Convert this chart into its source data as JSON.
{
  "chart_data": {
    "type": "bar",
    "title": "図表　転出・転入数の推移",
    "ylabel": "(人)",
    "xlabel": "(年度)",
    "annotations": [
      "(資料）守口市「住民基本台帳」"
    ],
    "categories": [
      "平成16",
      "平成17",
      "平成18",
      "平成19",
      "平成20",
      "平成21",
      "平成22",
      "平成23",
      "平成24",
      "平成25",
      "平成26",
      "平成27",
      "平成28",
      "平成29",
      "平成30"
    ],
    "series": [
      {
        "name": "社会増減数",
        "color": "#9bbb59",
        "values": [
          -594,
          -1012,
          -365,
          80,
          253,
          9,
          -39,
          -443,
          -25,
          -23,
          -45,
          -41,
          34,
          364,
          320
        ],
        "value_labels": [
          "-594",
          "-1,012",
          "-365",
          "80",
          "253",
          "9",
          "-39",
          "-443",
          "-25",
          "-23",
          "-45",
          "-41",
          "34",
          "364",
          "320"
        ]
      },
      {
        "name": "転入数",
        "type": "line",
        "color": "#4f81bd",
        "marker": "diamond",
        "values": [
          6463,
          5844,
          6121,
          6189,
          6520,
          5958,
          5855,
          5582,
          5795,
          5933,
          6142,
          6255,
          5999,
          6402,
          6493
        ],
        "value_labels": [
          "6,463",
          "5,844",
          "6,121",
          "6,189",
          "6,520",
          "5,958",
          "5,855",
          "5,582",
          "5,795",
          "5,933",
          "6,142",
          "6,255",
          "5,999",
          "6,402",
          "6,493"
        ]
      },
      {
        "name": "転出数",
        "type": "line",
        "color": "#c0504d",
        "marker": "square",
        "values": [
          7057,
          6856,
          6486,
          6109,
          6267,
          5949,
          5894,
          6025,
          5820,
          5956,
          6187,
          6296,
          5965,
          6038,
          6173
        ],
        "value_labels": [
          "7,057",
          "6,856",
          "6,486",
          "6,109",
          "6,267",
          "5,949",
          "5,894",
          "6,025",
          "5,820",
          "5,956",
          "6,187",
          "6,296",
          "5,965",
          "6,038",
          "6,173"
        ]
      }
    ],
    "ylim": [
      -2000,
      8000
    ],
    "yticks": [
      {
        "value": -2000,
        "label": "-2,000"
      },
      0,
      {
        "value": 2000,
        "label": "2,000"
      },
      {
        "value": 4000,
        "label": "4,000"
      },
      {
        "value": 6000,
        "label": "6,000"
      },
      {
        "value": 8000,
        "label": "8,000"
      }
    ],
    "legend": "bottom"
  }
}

### WRITTEN EXERCISE
Give the records above again, word for word.

### REPLY TO THE EXERCISE
Convert this chart into its source data as JSON.
{
  "chart_data": {
    "type": "bar",
    "title": "図表　転出・転入数の推移",
    "ylabel": "(人)",
    "xlabel": "(年度)",
    "annotations": [
      "(資料）守口市「住民基本台帳」"
    ],
    "categories": [
      "平成16",
      "平成17",
      "平成18",
      "平成19",
      "平成20",
      "平成21",
      "平成22",
      "平成23",
      "平成24",
      "平成25",
      "平成26",
      "平成27",
      "平成28",
      "平成29",
      "平成30"
    ],
    "series": [
      {
        "name": "社会増減数",
        "color": "#9bbb59",
        "values": [
          -594,
          -1012,
          -365,
          80,
          253,
          9,
          -39,
          -443,
          -25,
          -23,
          -45,
          -41,
          34,
          364,
          320
        ],
        "value_labels": [
          "-594",
          "-1,012",
          "-365",
          "80",
          "253",
          "9",
          "-39",
          "-443",
          "-25",
          "-23",
          "-45",
          "-41",
          "34",
          "364",
          "320"
        ]
      },
      {
        "name": "転入数",
        "type": "line",
        "color": "#4f81bd",
        "marker": "diamond",
        "values": [
          6463,
          5844,
          6121,
          6189,
          6520,
          5958,
          5855,
          5582,
          5795,
          5933,
          6142,
          6255,
          5999,
          6402,
          6493
        ],
        "value_labels": [
          "6,463",
          "5,844",
          "6,121",
          "6,189",
          "6,520",
          "5,958",
          "5,855",
          "5,582",
          "5,795",
          "5,933",
          "6,142",
          "6,255",
          "5,999",
          "6,402",
          "6,493"
        ]
      },
      {
        "name": "転出数",
        "type": "line",
        "color": "#c0504d",
        "marker": "square",
        "values": [
          7057,
          6856,
          6486,
          6109,
          6267,
          5949,
          5894,
          6025,
          5820,
          5956,
          6187,
          6296,
          5965,
          6038,
          6173
        ],
        "value_labels": [
          "7,057",
          "6,856",
          "6,486",
          "6,109",
          "6,267",
          "5,949",
          "5,894",
          "6,025",
          "5,820",
          "5,956",
          "6,187",
          "6,296",
          "5,965",
          "6,038",
          "6,173"
        ]
      }
    ],
    "ylim": [
      -2000,
      8000
    ],
    "yticks": [
      {
        "value": -2000,
        "label": "-2,000"
      },
      0,
      {
        "value": 2000,
        "label": "2,000"
      },
      {
        "value": 4000,
        "label": "4,000"
      },
      {
        "value": 6000,
        "label": "6,000"
      },
      {
        "value": 8000,
        "label": "8,000"
      }
    ],
    "legend": "bottom"
  }
}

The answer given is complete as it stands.